> _INFORMATION GIVEN_
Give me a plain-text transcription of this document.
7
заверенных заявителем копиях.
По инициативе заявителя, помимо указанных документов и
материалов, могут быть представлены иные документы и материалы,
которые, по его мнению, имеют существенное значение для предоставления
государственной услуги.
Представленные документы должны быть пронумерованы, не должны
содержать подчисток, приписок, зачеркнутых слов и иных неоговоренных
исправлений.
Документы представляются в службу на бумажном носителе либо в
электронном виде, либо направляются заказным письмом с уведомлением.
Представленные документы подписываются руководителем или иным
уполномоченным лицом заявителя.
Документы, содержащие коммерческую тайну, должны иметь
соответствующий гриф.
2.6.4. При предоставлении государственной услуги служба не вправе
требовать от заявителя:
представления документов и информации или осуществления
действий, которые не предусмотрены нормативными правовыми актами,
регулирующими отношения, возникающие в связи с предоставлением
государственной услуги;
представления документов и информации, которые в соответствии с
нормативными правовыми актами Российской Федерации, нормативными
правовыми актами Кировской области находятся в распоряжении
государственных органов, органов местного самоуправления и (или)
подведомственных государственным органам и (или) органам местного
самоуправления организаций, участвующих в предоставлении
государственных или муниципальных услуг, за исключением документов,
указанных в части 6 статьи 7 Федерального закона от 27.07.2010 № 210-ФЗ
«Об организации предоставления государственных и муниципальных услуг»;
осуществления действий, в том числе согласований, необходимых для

> _EXERCISE DESCRIPTION_
Quote each line of the listing above exactly.

> _TASK SOLUTION_
Give me a plain-text transcription of this document.
7
заверенных заявителем копиях.
По инициативе заявителя, помимо указанных документов и
материалов, могут быть представлены иные документы и материалы,
которые, по его мнению, имеют существенное значение для предоставления
государственной услуги.
Представленные документы должны быть пронумерованы, не должны
содержать подчисток, приписок, зачеркнутых слов и иных неоговоренных
исправлений.
Документы представляются в службу на бумажном носителе либо в
электронном виде, либо направляются заказным письмом с уведомлением.
Представленные документы подписываются руководителем или иным
уполномоченным лицом заявителя.
Документы, содержащие коммерческую тайну, должны иметь
соответствующий гриф.
2.6.4. При предоставлении государственной услуги служба не вправе
требовать от заявителя:
представления документов и информации или осуществления
действий, которые не предусмотрены нормативными правовыми актами,
регулирующими отношения, возникающие в связи с предоставлением
государственной услуги;
представления документов и информации, которые в соответствии с
нормативными правовыми актами Российской Федерации, нормативными
правовыми актами Кировской области находятся в распоряжении
государственных органов, органов местного самоуправления и (или)
подведомственных государственным органам и (или) органам местного
самоуправления организаций, участвующих в предоставлении
государственных или муниципальных услуг, за исключением документов,
указанных в части 6 статьи 7 Федерального закона от 27.07.2010 № 210-ФЗ
«Об организации предоставления государственных и муниципальных услуг»;
осуществления действий, в том числе согласований, необходимых для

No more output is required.